:: EXERCISE BRIEF ::
From the entries below, copy every line that holds the word "государственных".

Data entries:
>> start
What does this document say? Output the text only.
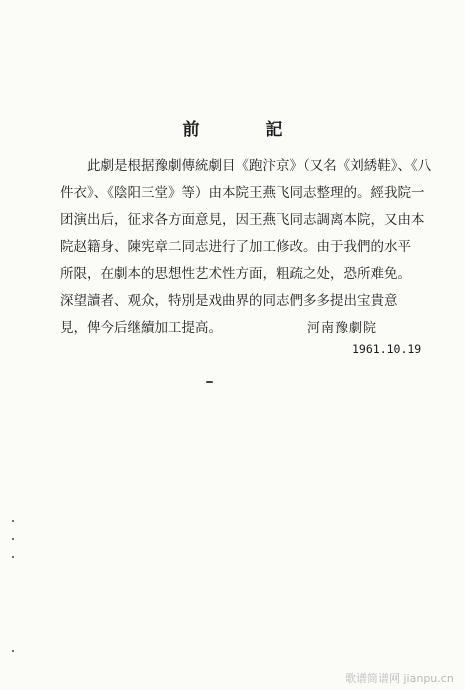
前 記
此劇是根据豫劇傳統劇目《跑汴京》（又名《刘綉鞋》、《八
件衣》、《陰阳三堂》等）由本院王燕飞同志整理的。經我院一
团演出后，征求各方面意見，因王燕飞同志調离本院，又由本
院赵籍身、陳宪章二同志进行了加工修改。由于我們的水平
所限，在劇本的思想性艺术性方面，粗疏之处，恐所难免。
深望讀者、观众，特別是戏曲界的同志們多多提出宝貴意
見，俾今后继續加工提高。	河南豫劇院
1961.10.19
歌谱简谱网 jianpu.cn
>> end
>> start
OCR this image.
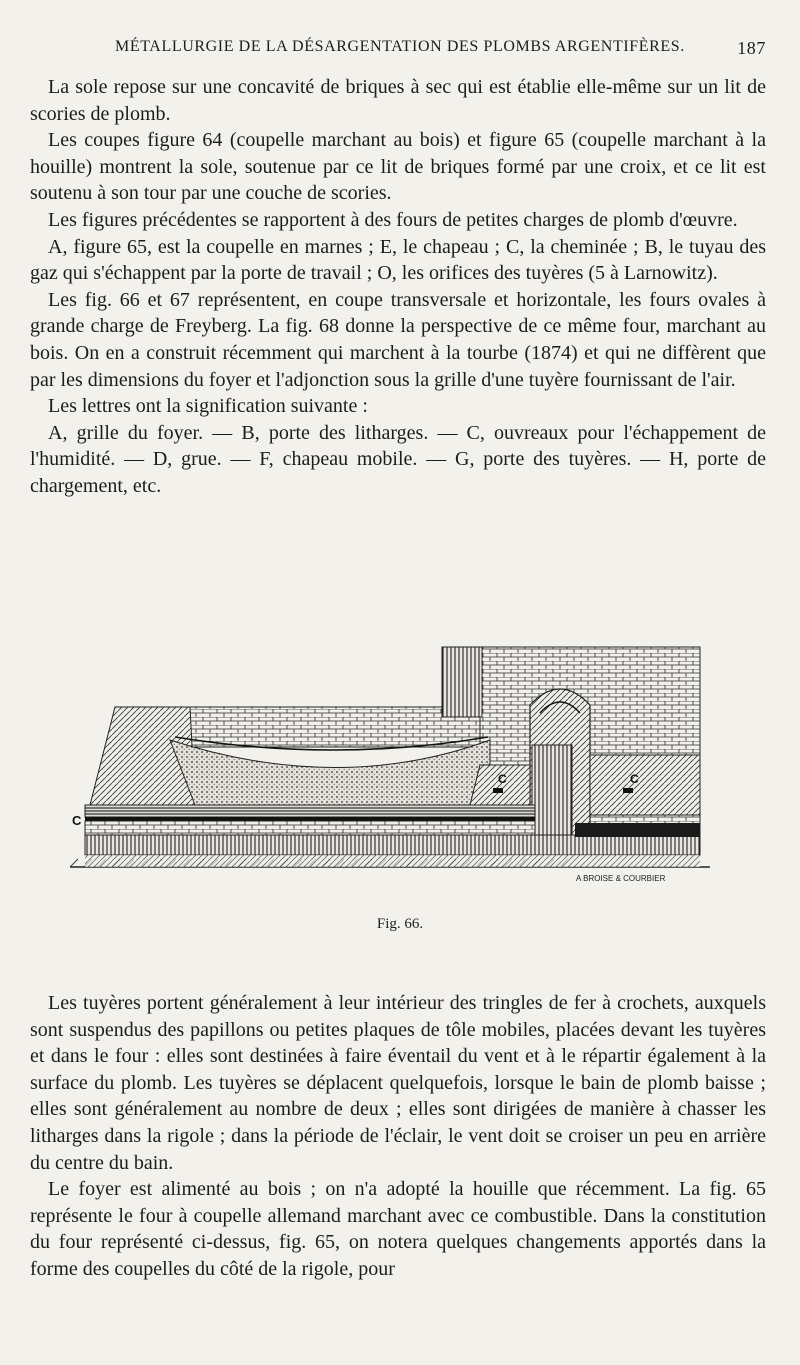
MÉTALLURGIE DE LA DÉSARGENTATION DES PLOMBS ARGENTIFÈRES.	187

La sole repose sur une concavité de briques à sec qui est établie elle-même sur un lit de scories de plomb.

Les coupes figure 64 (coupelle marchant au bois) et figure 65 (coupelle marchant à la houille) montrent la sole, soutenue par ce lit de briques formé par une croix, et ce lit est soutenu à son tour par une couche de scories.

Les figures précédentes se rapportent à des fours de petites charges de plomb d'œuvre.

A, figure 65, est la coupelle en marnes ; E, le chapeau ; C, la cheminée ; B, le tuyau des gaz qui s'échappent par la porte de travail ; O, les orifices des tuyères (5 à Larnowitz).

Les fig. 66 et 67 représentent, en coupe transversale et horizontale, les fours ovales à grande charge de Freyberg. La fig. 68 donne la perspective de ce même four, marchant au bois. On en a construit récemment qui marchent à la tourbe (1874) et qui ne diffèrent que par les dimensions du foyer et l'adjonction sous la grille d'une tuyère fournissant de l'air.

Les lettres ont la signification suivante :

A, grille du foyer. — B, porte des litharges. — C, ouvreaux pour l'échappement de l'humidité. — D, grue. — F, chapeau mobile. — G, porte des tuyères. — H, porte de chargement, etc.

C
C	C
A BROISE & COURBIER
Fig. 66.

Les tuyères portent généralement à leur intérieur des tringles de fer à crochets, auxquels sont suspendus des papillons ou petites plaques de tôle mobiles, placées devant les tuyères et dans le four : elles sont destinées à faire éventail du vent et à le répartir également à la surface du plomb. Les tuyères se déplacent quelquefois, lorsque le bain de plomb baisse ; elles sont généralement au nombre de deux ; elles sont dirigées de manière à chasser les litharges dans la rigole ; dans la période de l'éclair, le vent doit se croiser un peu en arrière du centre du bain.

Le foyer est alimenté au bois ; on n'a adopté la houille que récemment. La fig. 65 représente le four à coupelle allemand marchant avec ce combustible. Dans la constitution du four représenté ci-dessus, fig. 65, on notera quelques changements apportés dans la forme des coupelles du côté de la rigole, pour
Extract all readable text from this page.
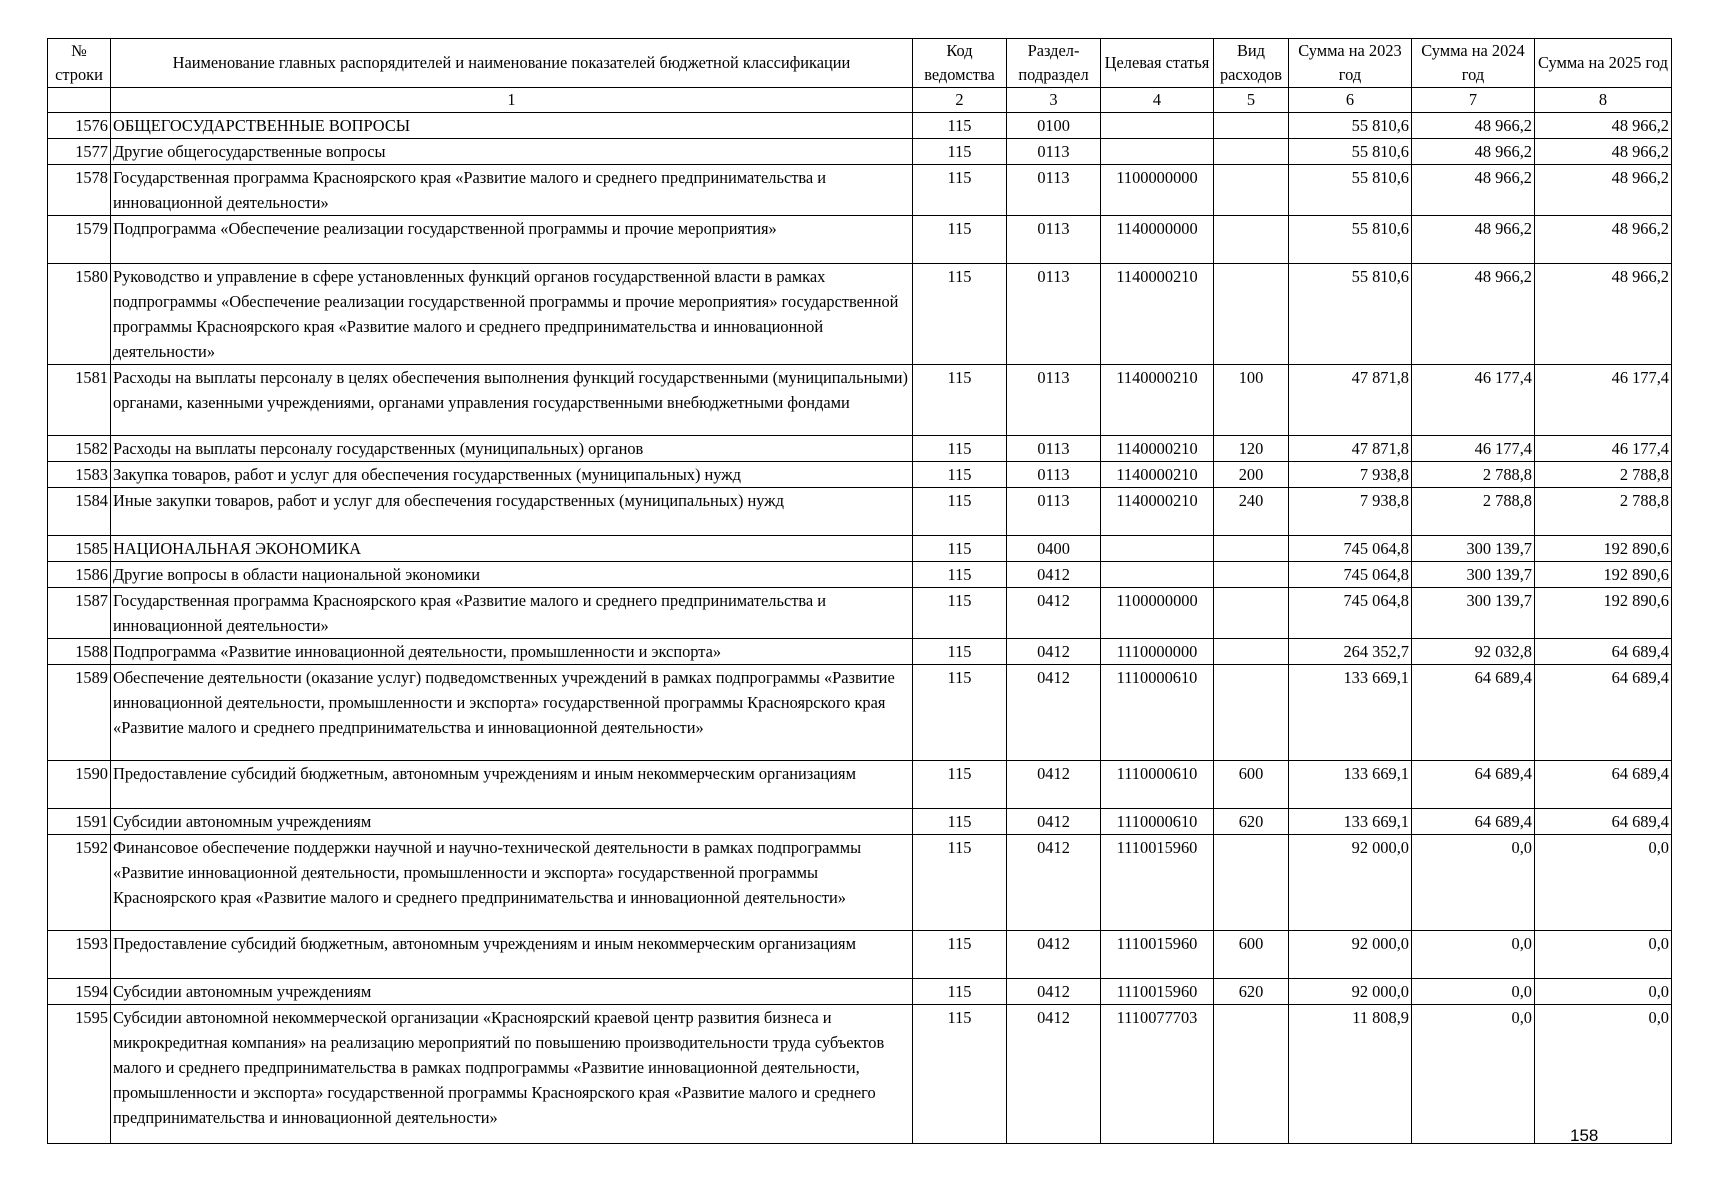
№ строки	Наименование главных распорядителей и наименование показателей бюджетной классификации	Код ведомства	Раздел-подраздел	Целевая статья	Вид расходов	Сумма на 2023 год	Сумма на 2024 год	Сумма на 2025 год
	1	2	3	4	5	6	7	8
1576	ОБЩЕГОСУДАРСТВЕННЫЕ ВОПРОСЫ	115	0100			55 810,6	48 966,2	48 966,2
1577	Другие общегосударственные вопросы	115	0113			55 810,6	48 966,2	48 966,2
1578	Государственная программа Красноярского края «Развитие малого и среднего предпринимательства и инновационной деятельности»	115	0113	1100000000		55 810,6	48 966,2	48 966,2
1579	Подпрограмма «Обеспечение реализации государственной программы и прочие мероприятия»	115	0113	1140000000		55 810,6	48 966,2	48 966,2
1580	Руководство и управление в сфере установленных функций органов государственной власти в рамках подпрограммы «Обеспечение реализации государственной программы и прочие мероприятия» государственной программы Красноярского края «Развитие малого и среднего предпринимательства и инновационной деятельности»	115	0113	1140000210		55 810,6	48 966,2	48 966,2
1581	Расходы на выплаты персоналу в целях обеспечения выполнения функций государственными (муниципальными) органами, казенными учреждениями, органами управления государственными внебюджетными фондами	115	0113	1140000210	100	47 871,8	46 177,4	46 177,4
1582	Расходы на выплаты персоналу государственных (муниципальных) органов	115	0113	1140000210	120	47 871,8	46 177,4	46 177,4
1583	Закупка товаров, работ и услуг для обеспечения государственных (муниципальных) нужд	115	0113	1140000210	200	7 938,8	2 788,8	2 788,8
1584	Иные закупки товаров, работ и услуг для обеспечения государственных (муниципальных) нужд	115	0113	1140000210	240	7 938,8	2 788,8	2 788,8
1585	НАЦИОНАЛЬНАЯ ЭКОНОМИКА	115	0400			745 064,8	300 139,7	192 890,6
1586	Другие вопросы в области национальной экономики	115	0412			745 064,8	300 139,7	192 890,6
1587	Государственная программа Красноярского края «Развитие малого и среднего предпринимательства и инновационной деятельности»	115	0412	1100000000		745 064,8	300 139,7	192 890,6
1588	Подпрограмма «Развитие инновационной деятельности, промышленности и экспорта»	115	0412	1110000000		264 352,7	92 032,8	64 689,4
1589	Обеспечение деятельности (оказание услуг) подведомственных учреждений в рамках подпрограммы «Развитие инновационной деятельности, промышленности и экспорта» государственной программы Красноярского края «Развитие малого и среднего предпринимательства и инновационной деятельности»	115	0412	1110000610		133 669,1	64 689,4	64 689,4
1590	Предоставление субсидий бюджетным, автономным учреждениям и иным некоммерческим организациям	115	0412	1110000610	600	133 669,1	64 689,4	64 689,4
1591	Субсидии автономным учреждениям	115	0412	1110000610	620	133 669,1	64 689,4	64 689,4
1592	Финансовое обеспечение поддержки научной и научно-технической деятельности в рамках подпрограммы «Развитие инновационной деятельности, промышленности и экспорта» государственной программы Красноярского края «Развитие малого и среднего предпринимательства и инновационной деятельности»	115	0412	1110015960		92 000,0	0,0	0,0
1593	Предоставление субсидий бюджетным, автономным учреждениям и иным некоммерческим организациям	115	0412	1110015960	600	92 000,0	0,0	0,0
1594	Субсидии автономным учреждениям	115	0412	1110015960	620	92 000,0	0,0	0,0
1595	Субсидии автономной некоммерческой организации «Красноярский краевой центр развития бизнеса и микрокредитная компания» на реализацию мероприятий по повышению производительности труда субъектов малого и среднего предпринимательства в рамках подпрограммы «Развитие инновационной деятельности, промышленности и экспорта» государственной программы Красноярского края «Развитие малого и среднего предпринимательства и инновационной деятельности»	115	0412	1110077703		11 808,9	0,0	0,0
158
>> end
>> start
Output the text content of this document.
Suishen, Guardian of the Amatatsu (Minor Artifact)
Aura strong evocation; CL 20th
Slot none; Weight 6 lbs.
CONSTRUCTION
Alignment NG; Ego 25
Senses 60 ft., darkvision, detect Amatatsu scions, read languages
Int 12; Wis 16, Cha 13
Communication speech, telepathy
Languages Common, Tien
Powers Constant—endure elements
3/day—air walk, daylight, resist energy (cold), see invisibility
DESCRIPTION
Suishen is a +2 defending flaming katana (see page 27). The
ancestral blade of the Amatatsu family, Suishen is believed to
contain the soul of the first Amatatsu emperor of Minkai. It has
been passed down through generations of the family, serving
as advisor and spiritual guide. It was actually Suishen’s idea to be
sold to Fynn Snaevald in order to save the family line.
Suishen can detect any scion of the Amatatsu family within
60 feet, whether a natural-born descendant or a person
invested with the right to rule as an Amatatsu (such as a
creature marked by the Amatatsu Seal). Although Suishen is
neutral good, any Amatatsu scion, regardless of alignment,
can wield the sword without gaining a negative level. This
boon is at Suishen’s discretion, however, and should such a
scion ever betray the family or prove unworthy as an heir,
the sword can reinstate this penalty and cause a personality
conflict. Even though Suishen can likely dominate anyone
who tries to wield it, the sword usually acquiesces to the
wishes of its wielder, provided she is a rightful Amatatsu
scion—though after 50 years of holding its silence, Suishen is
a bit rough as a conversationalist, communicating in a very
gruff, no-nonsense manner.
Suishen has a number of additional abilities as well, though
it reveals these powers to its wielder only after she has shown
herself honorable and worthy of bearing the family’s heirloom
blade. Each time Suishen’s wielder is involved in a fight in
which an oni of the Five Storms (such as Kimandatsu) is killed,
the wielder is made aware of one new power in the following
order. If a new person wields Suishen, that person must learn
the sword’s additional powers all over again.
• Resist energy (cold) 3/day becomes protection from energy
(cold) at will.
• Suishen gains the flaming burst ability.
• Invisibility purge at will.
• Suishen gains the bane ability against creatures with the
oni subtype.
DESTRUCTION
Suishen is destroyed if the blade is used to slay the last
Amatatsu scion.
>> end
:: FULL SOLUTION ::
1582	Расходы на выплаты персоналу государственных (муниципальных) органов	115	0113	1140000210	120	47 871,8	46 177,4	46 177,4
1583	Закупка товаров, работ и услуг для обеспечения государственных (муниципальных) нужд	115	0113	1140000210	200	7 938,8	2 788,8	2 788,8
1584	Иные закупки товаров, работ и услуг для обеспечения государственных (муниципальных) нужд	115	0113	1140000210	240	7 938,8	2 788,8	2 788,8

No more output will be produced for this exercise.